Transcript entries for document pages
○ ○ ○ ○ ○ ○ ○

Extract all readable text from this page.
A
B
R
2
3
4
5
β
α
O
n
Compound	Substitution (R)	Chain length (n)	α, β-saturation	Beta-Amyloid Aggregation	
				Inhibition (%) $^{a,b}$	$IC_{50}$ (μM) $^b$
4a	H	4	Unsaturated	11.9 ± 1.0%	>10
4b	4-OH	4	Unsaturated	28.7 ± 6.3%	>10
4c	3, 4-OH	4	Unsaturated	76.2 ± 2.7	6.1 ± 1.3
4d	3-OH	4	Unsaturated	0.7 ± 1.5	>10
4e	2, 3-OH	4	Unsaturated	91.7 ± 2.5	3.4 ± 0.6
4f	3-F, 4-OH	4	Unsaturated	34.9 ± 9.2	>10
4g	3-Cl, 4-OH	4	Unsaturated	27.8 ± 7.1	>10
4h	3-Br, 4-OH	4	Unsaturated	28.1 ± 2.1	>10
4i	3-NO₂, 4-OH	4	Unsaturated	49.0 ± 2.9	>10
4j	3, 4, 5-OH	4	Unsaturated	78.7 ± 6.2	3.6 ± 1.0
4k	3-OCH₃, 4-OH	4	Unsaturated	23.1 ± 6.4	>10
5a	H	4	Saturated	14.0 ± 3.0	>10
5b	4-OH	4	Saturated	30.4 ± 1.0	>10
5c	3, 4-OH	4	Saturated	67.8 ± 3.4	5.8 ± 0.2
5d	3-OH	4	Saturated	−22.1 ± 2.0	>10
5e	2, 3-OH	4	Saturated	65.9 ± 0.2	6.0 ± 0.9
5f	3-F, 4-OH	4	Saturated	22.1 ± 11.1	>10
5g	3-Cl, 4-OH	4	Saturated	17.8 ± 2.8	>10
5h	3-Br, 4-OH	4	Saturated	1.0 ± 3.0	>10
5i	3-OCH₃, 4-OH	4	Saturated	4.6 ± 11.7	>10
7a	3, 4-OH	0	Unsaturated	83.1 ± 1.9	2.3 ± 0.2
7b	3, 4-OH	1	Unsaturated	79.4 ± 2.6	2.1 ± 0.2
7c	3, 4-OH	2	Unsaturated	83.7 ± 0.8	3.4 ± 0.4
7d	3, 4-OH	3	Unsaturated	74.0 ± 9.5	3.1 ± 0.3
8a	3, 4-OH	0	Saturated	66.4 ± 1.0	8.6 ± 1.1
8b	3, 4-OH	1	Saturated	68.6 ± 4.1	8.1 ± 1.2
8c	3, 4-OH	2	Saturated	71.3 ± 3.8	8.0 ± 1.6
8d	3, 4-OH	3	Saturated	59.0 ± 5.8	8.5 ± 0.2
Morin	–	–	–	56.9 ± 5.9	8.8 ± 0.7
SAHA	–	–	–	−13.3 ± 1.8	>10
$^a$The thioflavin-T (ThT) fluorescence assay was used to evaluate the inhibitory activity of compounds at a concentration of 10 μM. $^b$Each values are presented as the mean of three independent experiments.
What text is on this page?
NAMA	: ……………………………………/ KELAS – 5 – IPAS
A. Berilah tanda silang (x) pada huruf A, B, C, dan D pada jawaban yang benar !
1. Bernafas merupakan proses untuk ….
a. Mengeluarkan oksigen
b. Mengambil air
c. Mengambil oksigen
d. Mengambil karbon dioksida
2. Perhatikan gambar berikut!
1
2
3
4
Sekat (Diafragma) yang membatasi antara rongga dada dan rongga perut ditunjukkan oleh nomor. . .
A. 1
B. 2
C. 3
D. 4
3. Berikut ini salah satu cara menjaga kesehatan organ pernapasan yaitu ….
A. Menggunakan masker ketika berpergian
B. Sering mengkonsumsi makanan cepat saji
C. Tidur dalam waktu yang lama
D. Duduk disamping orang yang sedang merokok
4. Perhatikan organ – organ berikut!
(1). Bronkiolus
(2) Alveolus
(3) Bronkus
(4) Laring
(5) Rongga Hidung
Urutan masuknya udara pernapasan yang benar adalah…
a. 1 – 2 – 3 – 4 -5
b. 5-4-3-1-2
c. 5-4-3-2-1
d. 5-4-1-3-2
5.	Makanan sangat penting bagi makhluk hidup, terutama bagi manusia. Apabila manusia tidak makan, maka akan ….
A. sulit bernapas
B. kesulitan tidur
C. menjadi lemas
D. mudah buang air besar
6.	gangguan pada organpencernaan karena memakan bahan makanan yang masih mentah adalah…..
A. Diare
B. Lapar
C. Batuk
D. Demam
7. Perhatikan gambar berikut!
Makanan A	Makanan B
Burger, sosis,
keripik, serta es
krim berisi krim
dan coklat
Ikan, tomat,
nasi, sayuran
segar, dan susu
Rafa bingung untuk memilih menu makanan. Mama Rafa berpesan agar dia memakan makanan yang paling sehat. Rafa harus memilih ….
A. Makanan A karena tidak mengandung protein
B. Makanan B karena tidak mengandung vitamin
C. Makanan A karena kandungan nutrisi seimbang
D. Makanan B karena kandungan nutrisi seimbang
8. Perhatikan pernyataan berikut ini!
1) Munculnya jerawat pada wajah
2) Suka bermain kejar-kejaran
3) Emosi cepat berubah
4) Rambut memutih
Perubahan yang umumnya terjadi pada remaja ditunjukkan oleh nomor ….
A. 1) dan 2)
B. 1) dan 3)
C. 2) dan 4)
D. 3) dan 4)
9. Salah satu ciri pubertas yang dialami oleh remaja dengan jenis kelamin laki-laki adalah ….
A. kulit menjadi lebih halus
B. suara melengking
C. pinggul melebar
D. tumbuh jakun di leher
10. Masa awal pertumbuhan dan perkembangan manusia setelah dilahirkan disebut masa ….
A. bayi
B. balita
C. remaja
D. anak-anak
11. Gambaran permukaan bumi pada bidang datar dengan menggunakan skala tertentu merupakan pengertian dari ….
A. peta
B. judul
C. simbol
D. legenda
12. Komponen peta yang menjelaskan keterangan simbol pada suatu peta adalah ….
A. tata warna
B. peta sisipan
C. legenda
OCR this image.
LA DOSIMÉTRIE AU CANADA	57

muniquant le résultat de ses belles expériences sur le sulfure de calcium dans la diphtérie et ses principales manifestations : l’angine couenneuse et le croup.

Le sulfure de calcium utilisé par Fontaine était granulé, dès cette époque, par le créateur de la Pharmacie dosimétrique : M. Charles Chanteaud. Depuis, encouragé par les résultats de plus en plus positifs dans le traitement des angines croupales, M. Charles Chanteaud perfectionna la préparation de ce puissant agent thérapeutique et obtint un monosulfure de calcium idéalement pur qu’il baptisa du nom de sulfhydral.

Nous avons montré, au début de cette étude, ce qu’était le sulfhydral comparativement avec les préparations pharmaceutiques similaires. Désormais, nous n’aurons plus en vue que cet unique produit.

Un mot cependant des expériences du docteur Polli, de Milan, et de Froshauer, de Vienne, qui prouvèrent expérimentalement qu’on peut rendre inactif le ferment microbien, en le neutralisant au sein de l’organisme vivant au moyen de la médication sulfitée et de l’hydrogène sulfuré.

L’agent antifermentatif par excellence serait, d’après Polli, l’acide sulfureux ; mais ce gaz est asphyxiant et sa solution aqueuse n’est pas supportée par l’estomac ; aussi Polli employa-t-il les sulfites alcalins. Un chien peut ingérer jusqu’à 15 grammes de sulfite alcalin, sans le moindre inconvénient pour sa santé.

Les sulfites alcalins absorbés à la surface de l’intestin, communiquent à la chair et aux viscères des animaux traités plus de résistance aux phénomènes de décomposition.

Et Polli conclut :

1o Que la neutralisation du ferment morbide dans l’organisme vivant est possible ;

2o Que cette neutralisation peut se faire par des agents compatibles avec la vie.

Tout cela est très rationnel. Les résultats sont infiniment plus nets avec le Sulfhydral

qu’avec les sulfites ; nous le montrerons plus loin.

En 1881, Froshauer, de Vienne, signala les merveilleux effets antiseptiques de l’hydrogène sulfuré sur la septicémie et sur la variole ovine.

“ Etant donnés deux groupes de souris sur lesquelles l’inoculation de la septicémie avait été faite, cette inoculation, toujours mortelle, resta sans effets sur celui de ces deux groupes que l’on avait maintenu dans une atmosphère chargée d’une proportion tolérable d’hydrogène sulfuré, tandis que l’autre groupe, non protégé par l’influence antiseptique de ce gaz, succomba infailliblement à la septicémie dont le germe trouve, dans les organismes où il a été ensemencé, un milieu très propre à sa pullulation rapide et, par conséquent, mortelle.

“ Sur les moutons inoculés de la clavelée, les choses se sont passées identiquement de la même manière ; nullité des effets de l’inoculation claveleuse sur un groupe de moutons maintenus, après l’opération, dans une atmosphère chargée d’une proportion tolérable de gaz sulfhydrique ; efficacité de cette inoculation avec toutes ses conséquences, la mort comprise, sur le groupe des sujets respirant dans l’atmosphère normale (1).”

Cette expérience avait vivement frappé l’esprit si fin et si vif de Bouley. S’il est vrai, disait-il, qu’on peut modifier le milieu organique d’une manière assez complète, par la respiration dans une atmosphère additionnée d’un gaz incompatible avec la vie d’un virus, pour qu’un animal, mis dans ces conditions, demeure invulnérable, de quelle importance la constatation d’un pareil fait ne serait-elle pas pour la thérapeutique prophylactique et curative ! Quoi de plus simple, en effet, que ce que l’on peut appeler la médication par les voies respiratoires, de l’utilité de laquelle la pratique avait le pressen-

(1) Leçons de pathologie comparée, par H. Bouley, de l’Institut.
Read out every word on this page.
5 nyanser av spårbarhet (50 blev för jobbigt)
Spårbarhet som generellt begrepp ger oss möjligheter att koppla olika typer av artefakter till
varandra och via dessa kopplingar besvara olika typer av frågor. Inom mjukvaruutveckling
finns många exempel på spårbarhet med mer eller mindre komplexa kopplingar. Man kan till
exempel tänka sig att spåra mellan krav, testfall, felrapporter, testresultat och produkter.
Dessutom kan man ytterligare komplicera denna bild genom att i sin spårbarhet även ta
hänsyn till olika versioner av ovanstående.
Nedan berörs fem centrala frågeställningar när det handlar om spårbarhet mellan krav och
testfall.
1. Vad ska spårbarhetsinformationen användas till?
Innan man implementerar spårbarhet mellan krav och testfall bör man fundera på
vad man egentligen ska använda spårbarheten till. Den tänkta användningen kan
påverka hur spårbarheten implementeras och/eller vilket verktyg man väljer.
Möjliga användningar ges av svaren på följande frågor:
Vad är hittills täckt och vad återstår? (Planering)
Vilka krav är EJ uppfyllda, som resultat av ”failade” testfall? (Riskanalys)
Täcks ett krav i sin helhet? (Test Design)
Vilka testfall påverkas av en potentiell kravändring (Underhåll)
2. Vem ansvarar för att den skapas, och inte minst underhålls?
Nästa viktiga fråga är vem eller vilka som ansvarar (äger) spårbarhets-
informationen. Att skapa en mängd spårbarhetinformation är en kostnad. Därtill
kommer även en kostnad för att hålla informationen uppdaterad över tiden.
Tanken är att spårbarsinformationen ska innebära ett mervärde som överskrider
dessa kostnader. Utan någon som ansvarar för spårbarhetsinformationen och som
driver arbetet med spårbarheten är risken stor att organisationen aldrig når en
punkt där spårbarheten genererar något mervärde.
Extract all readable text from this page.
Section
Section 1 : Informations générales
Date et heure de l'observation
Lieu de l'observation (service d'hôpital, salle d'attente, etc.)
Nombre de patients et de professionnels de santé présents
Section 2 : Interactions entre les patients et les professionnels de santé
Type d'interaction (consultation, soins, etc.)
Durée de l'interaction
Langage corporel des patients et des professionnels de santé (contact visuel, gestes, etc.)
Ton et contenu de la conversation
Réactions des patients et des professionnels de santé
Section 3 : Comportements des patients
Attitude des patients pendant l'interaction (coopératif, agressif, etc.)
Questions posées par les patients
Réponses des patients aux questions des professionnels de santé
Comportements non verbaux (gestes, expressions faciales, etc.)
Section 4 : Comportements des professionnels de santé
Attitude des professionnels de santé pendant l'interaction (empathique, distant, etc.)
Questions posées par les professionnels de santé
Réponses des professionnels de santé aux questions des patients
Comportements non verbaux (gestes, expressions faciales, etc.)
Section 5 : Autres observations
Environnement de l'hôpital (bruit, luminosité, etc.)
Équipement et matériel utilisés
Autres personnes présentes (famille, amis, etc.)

○ ○ ○ ○ ○ ○ ○

Assignment:
What lines above hold the word "karena"? List them all.

Answer box:
6.	gangguan pada organpencernaan karena memakan bahan makanan yang masih mentah adalah…..
A. Makanan A karena tidak mengandung protein
B. Makanan B karena tidak mengandung vitamin
C. Makanan A karena kandungan nutrisi seimbang
D. Makanan B karena kandungan nutrisi seimbang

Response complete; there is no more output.